▶ [Goal]
Find every line in the records below that holds the word "Дозволено", and copy each one.

━━━ Items ━━━

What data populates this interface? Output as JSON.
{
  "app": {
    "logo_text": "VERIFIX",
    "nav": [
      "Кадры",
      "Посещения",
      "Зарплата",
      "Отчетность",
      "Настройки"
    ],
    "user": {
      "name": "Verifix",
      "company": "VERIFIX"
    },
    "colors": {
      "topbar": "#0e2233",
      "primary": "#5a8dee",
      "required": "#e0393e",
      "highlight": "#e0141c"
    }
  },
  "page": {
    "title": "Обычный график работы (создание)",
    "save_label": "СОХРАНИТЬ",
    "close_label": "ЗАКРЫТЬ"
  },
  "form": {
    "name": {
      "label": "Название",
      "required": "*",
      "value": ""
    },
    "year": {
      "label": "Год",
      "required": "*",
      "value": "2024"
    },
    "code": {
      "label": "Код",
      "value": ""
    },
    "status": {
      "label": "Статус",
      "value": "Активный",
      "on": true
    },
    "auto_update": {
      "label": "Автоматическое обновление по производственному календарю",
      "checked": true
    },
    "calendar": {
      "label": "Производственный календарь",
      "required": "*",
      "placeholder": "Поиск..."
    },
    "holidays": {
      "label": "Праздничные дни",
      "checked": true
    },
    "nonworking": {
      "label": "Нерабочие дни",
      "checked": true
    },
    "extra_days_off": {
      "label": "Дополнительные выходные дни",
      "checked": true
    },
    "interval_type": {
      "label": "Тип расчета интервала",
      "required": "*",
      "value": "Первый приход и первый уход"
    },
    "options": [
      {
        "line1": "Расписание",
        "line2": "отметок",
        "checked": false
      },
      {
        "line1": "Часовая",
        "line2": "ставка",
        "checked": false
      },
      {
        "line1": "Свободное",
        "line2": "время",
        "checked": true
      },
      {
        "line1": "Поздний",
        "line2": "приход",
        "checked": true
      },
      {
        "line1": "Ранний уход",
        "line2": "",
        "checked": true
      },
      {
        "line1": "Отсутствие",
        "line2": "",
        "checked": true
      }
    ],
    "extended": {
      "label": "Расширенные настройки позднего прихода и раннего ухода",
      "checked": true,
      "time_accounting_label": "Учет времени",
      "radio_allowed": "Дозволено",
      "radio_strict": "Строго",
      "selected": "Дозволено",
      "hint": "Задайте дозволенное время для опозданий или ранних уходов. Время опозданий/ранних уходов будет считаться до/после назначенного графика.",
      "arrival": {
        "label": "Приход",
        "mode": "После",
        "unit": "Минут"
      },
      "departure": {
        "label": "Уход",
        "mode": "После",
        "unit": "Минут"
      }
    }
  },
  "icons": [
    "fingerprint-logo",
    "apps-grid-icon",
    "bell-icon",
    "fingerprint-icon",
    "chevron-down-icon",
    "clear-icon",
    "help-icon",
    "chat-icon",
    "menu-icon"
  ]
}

━━━

▶ [Task result]
      "radio_allowed": "Дозволено",
      "selected": "Дозволено",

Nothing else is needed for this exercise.